SUPPLIED MATERIAL:
::::::::::
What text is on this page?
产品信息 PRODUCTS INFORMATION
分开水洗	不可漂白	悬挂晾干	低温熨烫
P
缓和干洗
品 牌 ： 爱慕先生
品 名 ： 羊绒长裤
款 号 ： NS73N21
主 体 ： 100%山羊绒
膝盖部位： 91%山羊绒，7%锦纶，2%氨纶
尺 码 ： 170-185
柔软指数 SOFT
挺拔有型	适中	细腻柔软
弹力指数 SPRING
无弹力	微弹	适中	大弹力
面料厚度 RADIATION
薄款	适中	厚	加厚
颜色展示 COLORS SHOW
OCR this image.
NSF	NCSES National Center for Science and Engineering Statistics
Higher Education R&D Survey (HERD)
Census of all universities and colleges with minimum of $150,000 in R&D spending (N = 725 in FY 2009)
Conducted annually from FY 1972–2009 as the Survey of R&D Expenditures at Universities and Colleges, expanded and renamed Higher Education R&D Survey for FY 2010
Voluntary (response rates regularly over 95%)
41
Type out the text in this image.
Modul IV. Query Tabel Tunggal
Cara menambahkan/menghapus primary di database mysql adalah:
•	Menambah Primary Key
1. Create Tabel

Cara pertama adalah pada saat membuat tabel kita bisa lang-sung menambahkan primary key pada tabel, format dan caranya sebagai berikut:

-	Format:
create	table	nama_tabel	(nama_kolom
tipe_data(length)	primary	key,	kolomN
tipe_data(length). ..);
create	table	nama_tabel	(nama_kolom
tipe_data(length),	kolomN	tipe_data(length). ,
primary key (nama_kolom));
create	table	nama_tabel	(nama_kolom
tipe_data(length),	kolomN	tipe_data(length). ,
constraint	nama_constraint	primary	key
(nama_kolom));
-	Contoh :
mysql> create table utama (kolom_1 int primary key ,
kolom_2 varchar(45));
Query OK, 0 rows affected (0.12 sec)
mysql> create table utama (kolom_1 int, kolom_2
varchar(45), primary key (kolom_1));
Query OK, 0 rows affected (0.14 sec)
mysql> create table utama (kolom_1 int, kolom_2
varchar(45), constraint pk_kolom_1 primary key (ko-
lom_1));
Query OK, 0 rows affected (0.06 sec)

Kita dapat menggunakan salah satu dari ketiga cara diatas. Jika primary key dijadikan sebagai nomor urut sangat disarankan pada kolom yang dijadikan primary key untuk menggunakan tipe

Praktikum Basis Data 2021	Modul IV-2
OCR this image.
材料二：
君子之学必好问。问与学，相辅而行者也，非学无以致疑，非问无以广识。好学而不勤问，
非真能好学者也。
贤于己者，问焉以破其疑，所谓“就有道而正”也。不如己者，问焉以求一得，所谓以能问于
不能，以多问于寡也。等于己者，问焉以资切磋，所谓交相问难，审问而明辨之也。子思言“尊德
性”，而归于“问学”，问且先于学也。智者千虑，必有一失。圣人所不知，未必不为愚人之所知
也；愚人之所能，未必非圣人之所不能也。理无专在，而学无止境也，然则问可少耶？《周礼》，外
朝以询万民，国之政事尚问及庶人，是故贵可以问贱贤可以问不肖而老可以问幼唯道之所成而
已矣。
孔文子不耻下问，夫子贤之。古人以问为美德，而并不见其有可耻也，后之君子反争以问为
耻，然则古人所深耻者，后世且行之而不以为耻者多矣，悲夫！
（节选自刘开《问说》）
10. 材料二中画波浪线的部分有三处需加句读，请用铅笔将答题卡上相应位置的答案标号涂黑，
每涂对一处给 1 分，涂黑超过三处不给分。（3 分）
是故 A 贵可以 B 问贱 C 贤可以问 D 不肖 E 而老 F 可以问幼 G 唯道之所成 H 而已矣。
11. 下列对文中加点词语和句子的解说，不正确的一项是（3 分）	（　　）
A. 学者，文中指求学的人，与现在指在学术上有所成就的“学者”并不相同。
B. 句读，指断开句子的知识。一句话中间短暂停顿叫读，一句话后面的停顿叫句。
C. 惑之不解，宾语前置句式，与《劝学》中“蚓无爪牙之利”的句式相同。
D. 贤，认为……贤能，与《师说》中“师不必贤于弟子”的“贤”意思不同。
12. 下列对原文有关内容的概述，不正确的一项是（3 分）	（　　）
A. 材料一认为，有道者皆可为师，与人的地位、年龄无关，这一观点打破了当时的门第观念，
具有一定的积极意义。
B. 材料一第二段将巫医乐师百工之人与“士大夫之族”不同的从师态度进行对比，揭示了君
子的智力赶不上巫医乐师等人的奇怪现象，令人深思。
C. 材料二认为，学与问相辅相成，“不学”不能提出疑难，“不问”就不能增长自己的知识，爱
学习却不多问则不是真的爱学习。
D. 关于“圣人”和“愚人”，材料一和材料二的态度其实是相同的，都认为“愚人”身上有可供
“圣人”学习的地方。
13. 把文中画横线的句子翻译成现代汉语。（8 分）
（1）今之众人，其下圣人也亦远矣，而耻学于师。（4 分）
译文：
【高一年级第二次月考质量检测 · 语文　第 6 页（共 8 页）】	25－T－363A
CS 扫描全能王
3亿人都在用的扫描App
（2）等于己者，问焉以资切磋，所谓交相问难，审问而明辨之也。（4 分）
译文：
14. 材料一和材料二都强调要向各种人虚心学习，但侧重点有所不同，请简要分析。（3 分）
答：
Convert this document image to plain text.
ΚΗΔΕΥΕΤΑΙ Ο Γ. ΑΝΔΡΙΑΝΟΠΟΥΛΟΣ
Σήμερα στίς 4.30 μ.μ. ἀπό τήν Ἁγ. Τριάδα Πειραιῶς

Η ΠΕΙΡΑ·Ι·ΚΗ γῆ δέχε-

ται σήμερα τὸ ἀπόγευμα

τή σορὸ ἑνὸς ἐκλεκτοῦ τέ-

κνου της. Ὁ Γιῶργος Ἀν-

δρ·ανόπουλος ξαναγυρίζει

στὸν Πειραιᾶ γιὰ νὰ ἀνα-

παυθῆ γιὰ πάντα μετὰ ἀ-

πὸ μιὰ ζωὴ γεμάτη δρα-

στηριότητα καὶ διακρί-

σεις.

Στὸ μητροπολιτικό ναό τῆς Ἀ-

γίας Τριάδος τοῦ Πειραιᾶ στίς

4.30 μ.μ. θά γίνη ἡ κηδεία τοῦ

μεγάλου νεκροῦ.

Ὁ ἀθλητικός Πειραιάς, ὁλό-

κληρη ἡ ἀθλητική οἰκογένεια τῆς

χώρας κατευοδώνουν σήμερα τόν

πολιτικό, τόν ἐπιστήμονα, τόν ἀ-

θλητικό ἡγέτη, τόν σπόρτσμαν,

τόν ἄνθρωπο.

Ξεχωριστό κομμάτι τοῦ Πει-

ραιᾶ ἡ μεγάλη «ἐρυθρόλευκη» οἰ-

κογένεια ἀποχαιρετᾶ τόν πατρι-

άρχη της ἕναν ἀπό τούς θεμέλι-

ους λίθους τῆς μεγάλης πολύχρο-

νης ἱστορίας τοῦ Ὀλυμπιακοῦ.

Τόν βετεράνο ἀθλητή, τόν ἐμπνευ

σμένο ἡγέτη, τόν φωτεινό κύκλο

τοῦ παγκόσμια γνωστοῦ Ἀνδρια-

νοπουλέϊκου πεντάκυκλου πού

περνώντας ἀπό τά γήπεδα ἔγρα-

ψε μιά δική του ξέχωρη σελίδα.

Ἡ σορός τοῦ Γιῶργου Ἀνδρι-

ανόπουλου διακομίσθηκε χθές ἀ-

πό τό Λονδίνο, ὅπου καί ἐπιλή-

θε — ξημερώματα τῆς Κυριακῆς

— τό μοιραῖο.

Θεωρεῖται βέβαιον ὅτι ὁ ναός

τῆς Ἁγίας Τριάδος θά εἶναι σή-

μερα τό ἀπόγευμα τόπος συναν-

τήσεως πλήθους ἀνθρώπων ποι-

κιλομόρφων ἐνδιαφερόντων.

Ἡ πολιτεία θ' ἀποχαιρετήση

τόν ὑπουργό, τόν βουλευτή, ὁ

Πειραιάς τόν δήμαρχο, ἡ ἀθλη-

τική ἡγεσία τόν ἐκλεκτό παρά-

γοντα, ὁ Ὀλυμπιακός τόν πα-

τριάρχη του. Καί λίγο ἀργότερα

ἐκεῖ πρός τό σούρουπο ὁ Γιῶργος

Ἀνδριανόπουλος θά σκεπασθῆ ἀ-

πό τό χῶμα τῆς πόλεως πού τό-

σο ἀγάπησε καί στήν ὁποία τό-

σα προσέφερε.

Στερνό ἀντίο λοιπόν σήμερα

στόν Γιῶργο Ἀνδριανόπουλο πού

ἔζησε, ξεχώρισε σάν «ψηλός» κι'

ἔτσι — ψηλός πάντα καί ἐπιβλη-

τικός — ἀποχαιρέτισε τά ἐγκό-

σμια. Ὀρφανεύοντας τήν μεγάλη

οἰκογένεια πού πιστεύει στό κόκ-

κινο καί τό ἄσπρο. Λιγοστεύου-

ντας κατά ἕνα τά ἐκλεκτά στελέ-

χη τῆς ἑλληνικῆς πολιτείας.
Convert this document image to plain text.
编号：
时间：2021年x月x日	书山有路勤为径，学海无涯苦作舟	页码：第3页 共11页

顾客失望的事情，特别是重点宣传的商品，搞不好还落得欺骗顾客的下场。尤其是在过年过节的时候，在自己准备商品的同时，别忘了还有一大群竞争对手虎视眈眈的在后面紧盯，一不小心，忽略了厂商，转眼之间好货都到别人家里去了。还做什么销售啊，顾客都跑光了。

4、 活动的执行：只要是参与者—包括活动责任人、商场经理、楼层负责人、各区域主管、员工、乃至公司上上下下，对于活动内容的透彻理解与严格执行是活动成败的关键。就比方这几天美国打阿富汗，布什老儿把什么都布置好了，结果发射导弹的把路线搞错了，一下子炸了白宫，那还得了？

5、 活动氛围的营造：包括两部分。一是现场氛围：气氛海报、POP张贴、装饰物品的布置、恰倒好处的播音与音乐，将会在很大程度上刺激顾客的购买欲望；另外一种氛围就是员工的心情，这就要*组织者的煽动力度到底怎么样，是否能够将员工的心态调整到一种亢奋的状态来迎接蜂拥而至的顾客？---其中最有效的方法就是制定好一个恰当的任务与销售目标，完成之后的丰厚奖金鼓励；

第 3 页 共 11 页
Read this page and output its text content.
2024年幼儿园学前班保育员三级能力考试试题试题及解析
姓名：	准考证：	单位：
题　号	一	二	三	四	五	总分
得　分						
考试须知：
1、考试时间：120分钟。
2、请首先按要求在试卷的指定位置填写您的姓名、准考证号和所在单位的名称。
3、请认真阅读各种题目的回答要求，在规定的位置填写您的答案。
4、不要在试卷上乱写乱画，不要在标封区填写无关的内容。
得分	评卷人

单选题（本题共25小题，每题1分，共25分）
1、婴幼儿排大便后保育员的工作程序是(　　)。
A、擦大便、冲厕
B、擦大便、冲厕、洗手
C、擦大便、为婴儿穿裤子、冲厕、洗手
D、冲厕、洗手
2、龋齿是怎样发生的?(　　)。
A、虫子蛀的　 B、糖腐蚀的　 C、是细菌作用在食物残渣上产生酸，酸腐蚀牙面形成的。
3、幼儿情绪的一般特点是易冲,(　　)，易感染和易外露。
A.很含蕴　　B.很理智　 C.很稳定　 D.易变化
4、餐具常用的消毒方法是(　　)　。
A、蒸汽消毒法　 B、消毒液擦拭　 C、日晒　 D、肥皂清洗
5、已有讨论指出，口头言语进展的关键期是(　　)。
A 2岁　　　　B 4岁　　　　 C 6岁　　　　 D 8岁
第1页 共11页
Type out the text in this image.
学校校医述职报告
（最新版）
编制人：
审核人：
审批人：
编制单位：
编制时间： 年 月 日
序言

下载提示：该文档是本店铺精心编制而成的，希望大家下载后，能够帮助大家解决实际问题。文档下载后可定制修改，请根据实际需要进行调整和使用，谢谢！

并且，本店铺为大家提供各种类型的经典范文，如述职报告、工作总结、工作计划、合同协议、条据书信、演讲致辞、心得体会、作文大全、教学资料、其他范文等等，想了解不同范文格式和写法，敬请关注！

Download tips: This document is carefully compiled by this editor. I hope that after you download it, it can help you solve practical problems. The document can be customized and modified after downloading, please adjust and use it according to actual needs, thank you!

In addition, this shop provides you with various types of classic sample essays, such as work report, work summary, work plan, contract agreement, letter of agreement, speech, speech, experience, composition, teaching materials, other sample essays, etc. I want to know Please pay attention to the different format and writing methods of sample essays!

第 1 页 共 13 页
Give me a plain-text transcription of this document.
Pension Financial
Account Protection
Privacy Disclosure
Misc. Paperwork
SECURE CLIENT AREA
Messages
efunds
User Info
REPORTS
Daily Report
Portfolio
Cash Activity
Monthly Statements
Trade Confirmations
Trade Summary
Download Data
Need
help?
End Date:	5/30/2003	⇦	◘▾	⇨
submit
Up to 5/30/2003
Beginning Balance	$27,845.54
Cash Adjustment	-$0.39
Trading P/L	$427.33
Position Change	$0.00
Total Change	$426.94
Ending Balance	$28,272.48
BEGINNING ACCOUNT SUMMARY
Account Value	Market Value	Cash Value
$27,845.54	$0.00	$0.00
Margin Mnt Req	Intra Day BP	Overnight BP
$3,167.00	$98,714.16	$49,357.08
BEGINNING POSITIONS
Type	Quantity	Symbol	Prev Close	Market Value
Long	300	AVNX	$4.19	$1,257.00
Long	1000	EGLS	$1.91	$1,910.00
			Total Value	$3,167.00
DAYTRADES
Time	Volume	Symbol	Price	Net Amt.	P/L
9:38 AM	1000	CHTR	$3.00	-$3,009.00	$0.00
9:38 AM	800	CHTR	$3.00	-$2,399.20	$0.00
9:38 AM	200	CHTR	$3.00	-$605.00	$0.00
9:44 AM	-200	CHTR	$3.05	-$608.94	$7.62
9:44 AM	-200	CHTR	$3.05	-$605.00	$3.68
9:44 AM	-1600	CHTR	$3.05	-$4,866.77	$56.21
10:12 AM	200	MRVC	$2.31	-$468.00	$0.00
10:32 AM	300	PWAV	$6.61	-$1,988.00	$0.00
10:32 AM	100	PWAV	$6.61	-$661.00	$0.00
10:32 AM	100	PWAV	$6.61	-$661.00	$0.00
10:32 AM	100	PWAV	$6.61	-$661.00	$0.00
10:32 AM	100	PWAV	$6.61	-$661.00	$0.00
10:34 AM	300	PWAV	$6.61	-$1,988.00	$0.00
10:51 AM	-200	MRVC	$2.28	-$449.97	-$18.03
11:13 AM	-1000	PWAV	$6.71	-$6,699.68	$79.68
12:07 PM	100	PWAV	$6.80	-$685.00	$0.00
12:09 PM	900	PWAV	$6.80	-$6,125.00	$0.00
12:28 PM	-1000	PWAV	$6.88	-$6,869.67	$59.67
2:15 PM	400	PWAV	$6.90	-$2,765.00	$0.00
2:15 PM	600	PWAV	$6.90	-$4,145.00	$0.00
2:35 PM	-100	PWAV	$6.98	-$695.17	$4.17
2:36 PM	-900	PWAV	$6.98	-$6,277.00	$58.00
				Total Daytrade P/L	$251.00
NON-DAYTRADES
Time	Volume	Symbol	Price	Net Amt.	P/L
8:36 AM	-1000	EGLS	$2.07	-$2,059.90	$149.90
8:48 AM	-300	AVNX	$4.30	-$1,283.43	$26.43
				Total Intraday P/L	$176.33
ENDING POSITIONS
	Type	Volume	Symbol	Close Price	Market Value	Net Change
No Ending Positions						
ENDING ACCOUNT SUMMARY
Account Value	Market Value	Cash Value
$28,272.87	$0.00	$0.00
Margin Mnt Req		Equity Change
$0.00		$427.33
::::::::::
AIM: Scan the material above. Return every line containing the string "menambahkan".

FINISHED ANSWER:
Cara menambahkan/menghapus primary di database mysql adalah:
Cara pertama adalah pada saat membuat tabel kita bisa lang-sung menambahkan primary key pada tabel, format dan caranya sebagai berikut:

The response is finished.